= GIVEN DATA =
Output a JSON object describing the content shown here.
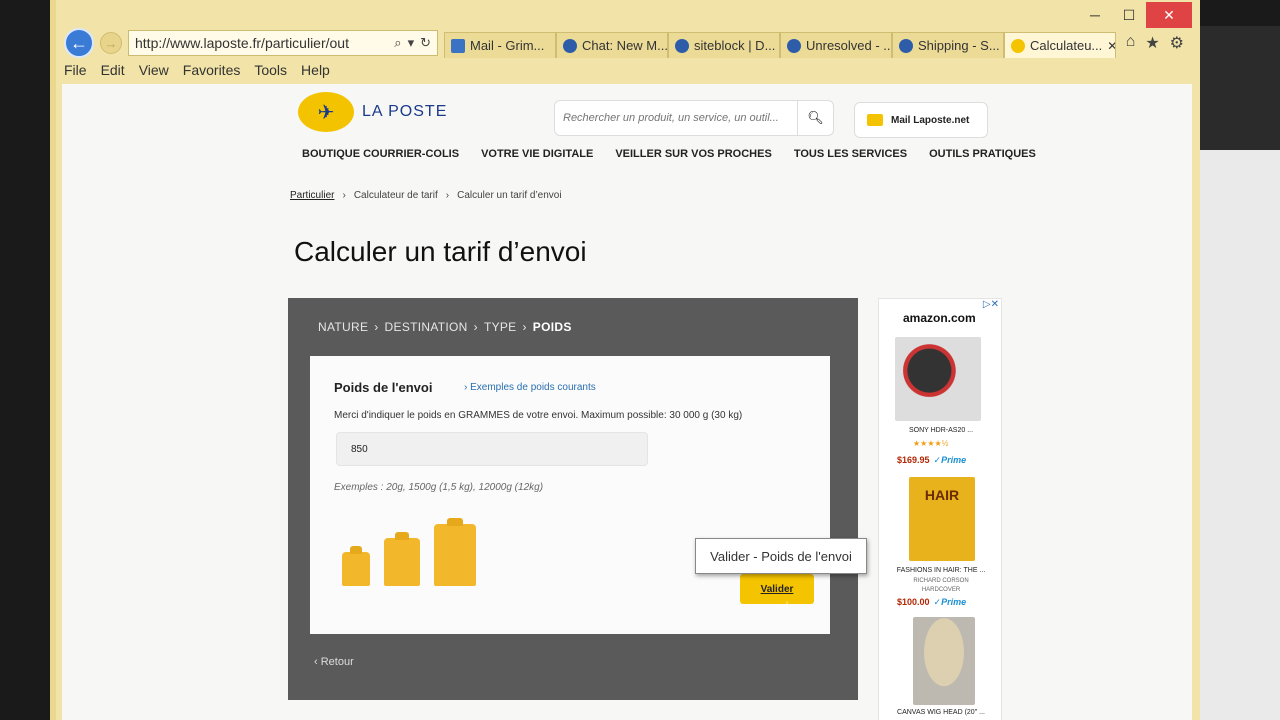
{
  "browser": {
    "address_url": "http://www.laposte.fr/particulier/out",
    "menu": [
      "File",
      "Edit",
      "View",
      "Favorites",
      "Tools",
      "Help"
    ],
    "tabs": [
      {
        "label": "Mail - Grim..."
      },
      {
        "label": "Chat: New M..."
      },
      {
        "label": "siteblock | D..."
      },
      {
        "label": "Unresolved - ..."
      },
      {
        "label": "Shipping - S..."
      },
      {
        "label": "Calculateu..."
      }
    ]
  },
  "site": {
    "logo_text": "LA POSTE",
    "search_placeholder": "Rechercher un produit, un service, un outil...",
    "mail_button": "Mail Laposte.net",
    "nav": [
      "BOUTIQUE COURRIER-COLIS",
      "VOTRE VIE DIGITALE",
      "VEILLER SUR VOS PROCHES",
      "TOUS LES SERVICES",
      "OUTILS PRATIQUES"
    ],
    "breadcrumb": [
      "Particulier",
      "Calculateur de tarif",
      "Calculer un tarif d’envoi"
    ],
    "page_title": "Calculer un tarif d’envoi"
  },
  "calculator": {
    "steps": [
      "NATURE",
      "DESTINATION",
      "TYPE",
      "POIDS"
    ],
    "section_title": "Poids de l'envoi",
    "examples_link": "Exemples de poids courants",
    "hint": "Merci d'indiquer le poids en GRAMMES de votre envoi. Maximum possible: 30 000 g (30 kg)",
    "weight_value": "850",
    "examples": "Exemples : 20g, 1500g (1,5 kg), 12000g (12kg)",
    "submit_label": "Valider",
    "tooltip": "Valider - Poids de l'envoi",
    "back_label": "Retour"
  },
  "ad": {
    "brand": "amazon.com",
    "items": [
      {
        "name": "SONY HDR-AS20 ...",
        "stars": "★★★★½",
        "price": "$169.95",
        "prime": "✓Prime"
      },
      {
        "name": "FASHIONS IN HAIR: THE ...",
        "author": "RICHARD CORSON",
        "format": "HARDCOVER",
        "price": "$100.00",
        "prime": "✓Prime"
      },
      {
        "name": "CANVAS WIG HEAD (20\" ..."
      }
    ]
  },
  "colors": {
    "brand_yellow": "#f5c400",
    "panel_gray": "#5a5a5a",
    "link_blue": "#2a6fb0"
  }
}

= REQUIRED WORK =
Make a word-for-word copy of the entries, without any pictures.

= FINISHED EXERCISE =
Output a JSON object describing the content shown here.
{
  "browser": {
    "address_url": "http://www.laposte.fr/particulier/out",
    "menu": [
      "File",
      "Edit",
      "View",
      "Favorites",
      "Tools",
      "Help"
    ],
    "tabs": [
      {
        "label": "Mail - Grim..."
      },
      {
        "label": "Chat: New M..."
      },
      {
        "label": "siteblock | D..."
      },
      {
        "label": "Unresolved - ..."
      },
      {
        "label": "Shipping - S..."
      },
      {
        "label": "Calculateu..."
      }
    ]
  },
  "site": {
    "logo_text": "LA POSTE",
    "search_placeholder": "Rechercher un produit, un service, un outil...",
    "mail_button": "Mail Laposte.net",
    "nav": [
      "BOUTIQUE COURRIER-COLIS",
      "VOTRE VIE DIGITALE",
      "VEILLER SUR VOS PROCHES",
      "TOUS LES SERVICES",
      "OUTILS PRATIQUES"
    ],
    "breadcrumb": [
      "Particulier",
      "Calculateur de tarif",
      "Calculer un tarif d’envoi"
    ],
    "page_title": "Calculer un tarif d’envoi"
  },
  "calculator": {
    "steps": [
      "NATURE",
      "DESTINATION",
      "TYPE",
      "POIDS"
    ],
    "section_title": "Poids de l'envoi",
    "examples_link": "Exemples de poids courants",
    "hint": "Merci d'indiquer le poids en GRAMMES de votre envoi. Maximum possible: 30 000 g (30 kg)",
    "weight_value": "850",
    "examples": "Exemples : 20g, 1500g (1,5 kg), 12000g (12kg)",
    "submit_label": "Valider",
    "tooltip": "Valider - Poids de l'envoi",
    "back_label": "Retour"
  },
  "ad": {
    "brand": "amazon.com",
    "items": [
      {
        "name": "SONY HDR-AS20 ...",
        "stars": "★★★★½",
        "price": "$169.95",
        "prime": "✓Prime"
      },
      {
        "name": "FASHIONS IN HAIR: THE ...",
        "author": "RICHARD CORSON",
        "format": "HARDCOVER",
        "price": "$100.00",
        "prime": "✓Prime"
      },
      {
        "name": "CANVAS WIG HEAD (20\" ..."
      }
    ]
  },
  "colors": {
    "brand_yellow": "#f5c400",
    "panel_gray": "#5a5a5a",
    "link_blue": "#2a6fb0"
  }
}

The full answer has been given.